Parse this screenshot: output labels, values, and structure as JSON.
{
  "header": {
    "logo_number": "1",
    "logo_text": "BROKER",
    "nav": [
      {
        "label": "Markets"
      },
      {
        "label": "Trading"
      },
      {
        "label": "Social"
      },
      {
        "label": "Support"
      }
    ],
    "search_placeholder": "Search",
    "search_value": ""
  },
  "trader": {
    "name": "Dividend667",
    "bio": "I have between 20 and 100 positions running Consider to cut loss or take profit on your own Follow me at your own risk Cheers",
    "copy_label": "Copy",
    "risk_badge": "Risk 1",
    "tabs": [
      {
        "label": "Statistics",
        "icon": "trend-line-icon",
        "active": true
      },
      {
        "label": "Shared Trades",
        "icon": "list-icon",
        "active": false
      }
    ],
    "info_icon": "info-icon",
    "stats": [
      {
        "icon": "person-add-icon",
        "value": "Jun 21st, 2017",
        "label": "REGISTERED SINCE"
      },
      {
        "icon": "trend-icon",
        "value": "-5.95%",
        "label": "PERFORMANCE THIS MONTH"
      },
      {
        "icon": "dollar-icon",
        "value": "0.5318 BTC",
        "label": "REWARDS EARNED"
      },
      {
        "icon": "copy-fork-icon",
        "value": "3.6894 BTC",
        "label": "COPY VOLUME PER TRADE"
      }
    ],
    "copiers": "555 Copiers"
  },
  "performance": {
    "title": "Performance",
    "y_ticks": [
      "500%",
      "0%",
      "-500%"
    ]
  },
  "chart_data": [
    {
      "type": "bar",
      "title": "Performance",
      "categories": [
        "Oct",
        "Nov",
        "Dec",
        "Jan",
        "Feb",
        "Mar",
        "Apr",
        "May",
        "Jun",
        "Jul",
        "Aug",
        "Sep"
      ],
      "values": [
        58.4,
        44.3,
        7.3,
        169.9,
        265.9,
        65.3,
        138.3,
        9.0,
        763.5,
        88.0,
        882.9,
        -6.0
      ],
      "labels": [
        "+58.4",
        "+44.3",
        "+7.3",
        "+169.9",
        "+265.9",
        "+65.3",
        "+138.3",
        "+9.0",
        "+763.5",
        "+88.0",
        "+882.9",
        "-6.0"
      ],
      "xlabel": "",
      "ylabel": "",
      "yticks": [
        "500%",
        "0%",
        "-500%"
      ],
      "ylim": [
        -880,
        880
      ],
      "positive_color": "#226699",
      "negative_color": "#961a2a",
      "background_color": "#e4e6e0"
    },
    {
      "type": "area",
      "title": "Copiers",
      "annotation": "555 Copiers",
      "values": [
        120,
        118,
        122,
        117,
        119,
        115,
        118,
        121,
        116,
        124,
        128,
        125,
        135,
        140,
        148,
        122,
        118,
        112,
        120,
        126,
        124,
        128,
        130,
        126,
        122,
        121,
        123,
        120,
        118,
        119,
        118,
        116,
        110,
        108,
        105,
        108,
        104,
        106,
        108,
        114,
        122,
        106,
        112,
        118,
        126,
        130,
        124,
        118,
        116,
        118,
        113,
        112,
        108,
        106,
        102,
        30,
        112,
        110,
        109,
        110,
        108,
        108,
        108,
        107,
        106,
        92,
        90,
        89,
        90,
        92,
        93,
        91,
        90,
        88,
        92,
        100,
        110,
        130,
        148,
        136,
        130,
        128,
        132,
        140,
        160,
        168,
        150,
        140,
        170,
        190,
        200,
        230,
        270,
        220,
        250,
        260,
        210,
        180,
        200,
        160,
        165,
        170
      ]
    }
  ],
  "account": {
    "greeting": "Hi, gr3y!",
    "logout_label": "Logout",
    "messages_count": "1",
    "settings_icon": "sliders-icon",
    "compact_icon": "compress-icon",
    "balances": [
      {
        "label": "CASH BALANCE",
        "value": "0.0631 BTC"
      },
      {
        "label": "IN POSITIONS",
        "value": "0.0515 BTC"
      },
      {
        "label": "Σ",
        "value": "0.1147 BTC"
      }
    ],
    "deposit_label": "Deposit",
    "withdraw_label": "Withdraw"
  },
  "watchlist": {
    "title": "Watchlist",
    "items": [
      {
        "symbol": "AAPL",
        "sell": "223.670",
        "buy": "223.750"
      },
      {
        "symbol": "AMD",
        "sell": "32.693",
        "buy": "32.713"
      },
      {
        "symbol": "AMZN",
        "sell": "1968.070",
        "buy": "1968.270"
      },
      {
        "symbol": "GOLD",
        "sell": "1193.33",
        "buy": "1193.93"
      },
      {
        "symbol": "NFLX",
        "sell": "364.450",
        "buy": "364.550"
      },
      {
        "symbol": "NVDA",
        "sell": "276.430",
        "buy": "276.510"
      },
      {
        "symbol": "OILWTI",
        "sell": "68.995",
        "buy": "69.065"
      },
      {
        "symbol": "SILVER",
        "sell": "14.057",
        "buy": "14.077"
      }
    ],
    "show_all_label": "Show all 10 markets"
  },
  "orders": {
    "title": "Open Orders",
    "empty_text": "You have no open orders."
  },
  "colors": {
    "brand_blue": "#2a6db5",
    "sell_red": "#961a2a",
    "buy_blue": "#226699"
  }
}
══════════════════════════════
> [PROBLEM REQUIREMENTS]:
Check every line of the data, and copy the ones that contain "title".

> [TASK OUTPUT]:
    "title": "Performance",
      "title": "Performance",
      "title": "Copiers",
    "title": "Watchlist",
    "title": "Open Orders",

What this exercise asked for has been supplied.